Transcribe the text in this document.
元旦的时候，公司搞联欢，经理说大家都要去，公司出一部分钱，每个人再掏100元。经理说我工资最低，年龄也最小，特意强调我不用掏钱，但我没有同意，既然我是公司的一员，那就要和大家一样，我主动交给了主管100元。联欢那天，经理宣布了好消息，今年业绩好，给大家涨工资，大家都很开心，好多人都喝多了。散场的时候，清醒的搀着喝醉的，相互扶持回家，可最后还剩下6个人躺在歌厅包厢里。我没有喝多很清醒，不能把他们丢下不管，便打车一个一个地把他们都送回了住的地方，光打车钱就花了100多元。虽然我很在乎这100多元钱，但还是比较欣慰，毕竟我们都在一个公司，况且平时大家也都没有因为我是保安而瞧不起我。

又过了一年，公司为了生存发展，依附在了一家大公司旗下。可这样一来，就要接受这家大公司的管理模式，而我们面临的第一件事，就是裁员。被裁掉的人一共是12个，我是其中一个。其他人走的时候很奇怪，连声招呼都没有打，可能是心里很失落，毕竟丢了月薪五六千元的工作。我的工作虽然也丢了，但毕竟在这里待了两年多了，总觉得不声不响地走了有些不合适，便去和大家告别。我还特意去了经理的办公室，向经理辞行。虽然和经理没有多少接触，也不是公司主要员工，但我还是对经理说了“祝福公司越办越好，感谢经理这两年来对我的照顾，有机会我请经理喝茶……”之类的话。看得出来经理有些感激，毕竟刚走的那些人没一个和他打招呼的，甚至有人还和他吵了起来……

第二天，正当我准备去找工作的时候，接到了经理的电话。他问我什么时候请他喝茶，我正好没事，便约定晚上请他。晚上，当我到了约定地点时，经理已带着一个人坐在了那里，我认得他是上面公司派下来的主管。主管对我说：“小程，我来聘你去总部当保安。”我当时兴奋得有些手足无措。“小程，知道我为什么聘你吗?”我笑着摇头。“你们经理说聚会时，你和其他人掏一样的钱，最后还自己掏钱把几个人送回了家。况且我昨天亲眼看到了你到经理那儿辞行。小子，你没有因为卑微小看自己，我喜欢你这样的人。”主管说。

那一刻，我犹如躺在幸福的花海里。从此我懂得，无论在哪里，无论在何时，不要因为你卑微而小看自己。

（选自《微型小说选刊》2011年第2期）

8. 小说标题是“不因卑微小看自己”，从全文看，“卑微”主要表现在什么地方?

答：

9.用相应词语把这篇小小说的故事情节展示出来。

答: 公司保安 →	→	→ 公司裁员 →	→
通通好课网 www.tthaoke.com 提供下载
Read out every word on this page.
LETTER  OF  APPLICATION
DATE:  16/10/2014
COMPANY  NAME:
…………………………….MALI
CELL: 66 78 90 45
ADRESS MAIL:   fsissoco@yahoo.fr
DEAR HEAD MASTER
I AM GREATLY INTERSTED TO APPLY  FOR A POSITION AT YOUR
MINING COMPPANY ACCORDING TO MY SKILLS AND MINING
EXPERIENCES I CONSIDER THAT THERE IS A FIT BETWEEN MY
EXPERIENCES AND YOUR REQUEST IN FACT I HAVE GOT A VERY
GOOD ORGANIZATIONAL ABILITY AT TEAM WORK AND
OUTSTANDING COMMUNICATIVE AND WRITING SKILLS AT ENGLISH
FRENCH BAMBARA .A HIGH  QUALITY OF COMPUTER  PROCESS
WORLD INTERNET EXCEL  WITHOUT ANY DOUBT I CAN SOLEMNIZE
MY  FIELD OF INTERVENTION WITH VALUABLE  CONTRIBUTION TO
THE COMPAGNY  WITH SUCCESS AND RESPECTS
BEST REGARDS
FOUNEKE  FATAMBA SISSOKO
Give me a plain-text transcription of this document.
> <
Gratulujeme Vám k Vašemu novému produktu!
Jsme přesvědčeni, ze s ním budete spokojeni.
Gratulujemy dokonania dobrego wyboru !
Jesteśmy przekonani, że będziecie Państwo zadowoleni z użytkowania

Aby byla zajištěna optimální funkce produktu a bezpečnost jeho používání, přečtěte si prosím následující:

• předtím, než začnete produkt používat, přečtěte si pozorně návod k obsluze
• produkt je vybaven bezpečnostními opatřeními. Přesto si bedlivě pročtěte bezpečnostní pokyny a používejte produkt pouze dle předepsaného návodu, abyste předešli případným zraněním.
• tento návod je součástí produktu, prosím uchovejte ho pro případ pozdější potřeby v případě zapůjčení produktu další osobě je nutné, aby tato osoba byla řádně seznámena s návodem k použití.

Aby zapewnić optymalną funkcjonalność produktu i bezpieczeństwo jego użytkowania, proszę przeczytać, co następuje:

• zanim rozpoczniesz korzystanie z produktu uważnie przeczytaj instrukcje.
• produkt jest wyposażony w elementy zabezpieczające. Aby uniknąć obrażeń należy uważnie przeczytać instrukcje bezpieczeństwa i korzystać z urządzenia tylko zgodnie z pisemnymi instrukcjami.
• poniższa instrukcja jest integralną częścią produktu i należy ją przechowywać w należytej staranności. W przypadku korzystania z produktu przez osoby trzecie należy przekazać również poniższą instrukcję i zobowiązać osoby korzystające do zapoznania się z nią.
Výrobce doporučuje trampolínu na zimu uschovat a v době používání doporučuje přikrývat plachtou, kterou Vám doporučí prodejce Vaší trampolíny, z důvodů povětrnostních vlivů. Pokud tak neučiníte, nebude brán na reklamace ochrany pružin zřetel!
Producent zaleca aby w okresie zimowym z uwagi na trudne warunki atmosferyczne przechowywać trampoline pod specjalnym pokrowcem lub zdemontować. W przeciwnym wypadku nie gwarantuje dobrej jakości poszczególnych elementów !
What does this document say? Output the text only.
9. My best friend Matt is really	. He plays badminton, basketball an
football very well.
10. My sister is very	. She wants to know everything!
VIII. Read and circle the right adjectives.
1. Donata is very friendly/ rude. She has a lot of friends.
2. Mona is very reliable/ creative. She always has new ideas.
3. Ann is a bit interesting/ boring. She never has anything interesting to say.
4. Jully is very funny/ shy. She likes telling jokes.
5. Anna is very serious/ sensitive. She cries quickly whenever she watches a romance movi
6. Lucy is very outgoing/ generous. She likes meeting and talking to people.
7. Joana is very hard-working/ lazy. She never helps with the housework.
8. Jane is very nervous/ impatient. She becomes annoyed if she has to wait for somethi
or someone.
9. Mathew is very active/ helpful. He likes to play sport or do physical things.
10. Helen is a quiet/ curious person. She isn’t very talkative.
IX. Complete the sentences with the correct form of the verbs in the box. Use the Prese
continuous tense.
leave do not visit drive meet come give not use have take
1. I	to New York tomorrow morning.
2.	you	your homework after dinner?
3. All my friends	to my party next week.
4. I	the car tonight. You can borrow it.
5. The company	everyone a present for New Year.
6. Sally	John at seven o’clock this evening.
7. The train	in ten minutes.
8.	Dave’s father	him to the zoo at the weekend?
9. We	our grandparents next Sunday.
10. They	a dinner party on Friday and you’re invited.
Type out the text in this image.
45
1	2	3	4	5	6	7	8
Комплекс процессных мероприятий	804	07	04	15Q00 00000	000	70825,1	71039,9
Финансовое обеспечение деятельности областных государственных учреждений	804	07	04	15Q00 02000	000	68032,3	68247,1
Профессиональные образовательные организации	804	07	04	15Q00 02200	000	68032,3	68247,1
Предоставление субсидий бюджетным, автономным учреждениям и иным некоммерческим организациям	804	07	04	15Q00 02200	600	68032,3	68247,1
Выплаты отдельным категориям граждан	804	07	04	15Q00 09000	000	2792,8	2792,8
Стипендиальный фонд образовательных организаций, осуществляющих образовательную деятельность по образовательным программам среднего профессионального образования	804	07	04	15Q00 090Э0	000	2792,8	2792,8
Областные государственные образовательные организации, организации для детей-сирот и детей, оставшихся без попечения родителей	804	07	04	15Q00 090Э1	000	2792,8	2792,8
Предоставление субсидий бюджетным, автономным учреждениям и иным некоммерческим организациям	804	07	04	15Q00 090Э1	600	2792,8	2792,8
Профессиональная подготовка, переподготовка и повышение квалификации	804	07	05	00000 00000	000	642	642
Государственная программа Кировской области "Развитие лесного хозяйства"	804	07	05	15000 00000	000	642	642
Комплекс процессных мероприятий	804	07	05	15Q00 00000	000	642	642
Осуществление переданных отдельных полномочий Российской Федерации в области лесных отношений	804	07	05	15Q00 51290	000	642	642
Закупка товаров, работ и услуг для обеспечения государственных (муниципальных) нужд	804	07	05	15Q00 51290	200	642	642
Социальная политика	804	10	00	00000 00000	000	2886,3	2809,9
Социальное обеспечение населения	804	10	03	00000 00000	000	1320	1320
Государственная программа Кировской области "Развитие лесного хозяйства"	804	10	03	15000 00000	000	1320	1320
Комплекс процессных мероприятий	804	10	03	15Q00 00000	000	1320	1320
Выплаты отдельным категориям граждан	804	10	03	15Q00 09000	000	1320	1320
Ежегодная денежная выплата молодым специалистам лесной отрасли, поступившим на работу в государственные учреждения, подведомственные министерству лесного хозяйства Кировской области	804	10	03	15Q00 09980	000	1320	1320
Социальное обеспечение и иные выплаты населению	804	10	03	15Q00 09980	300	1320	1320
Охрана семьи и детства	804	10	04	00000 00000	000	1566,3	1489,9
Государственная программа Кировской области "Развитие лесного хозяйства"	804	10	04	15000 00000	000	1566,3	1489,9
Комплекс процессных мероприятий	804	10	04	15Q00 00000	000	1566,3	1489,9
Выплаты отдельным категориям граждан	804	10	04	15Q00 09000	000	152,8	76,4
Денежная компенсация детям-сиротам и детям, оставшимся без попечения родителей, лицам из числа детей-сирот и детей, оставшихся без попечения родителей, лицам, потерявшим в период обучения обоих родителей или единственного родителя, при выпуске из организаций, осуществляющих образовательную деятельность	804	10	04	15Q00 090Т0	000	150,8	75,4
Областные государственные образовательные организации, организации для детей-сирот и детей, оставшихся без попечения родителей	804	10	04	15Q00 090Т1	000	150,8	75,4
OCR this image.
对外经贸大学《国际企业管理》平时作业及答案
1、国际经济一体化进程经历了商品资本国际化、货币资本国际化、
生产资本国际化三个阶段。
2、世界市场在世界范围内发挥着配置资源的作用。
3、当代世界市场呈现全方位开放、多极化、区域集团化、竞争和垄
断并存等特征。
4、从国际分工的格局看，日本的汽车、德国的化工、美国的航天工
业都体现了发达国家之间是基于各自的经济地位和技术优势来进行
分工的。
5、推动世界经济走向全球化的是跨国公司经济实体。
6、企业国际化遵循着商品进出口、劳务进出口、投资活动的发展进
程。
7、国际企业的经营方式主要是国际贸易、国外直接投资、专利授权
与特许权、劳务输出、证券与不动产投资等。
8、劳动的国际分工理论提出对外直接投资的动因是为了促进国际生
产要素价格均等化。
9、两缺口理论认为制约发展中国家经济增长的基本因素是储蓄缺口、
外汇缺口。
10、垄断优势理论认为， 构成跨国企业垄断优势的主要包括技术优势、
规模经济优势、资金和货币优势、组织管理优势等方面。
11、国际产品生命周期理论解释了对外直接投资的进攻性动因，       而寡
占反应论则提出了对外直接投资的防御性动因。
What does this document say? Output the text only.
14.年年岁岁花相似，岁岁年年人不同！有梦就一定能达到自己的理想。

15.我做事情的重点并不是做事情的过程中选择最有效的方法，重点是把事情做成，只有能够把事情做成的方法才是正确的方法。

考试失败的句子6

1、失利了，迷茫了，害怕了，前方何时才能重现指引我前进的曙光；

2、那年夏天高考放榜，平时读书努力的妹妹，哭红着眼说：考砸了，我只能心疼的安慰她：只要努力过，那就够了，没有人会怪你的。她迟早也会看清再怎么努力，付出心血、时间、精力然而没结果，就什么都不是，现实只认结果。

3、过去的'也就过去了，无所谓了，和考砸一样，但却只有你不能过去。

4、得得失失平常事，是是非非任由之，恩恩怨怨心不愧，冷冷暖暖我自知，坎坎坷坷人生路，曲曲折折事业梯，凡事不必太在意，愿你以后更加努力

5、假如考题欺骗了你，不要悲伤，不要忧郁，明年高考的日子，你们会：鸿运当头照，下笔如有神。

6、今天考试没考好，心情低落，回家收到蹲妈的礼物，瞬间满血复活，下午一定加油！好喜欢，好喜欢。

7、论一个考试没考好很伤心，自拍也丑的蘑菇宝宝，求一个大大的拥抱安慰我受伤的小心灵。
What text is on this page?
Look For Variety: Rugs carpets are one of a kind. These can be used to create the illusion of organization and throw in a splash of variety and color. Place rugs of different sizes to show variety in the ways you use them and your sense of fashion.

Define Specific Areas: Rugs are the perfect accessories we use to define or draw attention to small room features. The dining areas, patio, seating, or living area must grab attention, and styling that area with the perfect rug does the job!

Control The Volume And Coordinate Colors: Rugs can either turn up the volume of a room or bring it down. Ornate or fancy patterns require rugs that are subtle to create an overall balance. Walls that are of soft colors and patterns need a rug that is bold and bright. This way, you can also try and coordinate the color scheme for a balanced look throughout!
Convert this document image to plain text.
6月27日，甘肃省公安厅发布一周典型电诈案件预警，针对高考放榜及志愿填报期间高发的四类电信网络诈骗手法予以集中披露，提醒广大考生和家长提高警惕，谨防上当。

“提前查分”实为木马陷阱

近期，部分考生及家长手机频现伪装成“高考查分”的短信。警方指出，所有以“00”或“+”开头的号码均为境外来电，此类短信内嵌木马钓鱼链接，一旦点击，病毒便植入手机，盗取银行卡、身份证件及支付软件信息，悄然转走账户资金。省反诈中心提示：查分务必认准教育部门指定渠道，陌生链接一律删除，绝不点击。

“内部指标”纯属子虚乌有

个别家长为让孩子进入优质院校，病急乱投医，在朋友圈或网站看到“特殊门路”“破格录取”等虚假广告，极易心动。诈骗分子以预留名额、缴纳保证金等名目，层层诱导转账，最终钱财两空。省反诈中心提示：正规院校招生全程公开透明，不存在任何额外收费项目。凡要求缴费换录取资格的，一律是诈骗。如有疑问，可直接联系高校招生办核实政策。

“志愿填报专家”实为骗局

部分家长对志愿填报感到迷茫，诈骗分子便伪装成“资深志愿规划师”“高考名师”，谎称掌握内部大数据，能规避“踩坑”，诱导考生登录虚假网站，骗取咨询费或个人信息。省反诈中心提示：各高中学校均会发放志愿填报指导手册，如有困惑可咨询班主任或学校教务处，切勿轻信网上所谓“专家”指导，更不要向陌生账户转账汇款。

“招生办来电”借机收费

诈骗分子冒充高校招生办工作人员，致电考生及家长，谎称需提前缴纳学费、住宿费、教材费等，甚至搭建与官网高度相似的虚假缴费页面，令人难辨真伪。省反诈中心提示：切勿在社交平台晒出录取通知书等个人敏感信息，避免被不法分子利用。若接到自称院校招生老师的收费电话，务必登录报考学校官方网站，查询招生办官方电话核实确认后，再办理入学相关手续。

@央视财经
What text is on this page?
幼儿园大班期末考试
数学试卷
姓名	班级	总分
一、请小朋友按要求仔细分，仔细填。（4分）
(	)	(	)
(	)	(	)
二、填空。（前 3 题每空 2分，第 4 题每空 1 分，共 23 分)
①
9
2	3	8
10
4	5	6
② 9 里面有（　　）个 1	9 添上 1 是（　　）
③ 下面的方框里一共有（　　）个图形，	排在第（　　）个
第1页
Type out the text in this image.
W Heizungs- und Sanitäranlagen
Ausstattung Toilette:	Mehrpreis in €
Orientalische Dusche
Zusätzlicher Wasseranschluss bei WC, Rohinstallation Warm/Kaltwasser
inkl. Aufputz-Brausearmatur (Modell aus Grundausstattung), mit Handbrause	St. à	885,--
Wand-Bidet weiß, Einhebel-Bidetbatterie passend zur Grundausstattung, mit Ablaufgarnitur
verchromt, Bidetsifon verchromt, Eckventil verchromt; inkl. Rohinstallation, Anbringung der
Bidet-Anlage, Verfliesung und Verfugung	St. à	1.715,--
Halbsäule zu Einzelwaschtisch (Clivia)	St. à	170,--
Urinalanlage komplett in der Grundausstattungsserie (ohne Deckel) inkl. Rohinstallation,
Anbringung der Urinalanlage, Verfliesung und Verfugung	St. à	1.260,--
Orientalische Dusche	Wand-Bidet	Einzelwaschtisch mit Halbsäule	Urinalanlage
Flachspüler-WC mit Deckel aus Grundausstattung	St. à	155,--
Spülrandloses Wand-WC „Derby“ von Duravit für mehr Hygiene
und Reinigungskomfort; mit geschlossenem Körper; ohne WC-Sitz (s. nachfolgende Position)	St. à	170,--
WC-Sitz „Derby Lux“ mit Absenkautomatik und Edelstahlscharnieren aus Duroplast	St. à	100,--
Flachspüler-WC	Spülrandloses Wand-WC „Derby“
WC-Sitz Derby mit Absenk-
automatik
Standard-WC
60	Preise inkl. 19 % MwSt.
........
What is being asked: Where does the word "next" appear in the listing? List each line that holds it.

Task output:
3. All my friends	to my party next week.
9. We	our grandparents next Sunday.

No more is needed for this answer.